--- Supplied records ---
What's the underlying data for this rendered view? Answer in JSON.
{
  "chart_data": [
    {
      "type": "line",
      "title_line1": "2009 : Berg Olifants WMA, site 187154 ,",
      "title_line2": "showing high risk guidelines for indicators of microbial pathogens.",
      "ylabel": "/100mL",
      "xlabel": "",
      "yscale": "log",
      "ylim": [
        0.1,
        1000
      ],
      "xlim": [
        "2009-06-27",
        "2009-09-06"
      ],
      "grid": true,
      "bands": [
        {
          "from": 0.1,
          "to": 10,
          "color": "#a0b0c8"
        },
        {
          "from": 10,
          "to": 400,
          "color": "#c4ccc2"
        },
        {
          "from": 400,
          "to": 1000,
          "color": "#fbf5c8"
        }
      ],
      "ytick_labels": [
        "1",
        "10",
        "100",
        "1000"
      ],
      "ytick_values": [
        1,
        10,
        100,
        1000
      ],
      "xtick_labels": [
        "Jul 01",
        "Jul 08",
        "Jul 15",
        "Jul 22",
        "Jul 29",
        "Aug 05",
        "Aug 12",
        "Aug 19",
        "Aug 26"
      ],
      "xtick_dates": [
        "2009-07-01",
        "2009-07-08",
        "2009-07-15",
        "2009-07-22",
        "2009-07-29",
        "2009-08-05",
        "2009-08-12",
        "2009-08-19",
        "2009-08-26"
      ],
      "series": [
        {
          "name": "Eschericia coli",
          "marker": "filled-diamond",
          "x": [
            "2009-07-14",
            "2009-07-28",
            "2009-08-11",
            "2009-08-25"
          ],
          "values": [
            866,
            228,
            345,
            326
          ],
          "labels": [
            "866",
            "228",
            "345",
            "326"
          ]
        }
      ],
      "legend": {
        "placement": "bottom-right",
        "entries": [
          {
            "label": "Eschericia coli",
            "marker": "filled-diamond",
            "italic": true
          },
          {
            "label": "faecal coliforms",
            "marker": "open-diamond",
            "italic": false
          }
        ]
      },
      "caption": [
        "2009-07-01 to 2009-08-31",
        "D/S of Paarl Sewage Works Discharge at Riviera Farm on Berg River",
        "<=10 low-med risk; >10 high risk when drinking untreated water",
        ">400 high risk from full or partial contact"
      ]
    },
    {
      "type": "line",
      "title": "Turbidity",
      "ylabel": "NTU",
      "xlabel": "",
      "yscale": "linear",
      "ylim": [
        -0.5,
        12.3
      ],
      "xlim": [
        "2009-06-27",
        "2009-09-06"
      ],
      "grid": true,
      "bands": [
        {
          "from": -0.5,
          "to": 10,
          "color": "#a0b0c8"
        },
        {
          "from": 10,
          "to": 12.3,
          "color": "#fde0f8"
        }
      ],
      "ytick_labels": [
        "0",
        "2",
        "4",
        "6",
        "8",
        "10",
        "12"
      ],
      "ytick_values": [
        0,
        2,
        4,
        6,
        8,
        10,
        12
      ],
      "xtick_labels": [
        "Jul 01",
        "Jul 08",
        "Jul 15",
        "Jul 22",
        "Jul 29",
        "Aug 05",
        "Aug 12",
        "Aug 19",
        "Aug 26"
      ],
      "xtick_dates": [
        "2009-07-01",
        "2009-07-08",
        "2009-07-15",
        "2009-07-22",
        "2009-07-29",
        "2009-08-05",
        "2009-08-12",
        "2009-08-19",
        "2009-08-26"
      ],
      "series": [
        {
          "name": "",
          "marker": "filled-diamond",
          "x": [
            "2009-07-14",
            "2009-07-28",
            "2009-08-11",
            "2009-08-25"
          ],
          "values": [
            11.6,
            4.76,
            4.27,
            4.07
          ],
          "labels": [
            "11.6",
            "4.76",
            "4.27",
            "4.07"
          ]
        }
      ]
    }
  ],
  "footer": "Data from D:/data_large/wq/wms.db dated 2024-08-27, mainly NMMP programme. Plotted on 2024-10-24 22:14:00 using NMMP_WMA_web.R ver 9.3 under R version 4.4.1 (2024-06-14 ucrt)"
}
---
=== Exercise ===
For every line of the material above that contains the word "Eschericia", show the line.

=== Result of this task ===
          "name": "Eschericia coli",
            "label": "Eschericia coli",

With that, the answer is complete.